**WORK ORDER**
Within the material below, find each line bearing the word "color" and present it.

**DATA FOR ANALYSIS**
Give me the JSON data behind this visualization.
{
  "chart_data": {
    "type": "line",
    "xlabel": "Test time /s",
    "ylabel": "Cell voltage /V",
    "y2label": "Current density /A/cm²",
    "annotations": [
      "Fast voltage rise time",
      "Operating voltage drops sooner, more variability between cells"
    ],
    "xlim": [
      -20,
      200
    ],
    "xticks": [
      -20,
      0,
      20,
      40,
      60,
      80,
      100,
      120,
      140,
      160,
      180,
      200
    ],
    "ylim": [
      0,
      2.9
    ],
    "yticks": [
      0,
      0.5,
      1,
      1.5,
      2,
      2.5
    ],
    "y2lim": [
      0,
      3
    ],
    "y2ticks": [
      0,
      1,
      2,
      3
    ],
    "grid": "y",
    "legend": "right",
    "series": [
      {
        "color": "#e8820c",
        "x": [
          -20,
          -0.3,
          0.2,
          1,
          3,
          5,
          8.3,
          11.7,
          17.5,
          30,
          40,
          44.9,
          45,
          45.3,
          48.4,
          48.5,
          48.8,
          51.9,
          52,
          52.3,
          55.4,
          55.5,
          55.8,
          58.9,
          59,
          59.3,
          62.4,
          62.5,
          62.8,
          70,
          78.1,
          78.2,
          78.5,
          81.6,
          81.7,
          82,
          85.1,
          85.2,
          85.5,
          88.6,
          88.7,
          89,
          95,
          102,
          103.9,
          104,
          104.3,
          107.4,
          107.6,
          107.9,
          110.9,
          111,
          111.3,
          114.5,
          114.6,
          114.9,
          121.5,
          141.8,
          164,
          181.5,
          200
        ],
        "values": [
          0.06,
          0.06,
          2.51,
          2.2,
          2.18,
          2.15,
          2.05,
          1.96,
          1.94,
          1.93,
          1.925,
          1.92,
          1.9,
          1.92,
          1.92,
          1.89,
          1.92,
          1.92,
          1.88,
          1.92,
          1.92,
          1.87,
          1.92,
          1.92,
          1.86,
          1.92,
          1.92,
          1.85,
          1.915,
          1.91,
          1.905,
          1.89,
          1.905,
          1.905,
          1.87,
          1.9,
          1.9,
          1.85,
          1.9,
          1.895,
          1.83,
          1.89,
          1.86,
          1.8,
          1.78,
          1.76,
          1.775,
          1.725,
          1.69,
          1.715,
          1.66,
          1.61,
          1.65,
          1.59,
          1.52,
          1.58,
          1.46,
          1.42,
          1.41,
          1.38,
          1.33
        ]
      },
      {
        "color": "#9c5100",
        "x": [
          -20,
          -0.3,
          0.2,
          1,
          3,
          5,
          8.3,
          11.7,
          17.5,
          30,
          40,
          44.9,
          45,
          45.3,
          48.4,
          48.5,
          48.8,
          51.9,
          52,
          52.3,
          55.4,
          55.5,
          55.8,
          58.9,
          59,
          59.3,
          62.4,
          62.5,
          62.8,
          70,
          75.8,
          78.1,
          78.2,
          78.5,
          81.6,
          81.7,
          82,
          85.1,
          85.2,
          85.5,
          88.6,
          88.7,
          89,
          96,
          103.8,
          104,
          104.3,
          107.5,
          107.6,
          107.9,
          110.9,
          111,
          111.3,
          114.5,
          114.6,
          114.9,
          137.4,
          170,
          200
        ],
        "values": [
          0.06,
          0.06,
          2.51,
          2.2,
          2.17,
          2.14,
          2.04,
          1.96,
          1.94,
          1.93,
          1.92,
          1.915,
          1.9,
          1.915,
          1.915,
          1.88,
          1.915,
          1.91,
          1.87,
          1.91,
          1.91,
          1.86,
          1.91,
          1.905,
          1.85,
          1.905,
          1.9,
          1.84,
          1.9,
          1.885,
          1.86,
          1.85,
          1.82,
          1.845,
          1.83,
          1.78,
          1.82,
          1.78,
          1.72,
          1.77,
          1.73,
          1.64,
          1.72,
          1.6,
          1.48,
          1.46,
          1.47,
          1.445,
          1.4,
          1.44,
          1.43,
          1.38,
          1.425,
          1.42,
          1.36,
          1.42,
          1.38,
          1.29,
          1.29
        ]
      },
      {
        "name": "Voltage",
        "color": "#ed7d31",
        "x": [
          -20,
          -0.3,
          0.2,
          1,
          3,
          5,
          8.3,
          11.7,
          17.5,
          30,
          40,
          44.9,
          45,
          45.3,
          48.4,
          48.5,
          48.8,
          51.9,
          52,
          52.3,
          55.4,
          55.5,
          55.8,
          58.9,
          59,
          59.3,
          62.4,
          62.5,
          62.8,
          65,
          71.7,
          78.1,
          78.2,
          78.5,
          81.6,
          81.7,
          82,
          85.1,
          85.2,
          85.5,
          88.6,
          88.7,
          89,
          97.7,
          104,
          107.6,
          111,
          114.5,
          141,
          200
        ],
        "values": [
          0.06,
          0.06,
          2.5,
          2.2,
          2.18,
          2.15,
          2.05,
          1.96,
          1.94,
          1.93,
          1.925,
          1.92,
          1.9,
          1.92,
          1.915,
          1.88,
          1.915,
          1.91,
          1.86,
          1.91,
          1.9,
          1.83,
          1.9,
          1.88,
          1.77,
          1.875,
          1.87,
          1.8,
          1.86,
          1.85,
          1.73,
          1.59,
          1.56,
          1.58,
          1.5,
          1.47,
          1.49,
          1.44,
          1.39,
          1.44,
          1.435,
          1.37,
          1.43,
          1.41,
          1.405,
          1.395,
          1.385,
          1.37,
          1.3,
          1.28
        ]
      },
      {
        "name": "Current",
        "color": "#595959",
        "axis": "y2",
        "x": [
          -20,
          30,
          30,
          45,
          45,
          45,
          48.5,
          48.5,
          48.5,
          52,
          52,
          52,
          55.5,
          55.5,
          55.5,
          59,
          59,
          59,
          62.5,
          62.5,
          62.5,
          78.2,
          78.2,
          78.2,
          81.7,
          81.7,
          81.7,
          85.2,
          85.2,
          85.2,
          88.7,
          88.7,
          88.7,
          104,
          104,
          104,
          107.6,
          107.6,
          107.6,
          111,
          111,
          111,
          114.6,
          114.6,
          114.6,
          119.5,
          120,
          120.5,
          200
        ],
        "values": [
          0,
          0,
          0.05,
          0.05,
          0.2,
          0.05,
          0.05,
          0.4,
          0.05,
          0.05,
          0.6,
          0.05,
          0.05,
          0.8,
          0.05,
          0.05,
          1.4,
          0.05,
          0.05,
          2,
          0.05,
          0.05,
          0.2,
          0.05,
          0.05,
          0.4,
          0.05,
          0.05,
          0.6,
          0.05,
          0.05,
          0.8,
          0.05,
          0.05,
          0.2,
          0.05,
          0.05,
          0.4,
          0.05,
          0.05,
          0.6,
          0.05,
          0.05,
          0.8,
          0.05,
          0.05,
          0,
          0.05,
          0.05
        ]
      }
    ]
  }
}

**REPLY TO THE TASK**
        "color": "#e8820c",
        "color": "#9c5100",
        "color": "#ed7d31",
        "color": "#595959",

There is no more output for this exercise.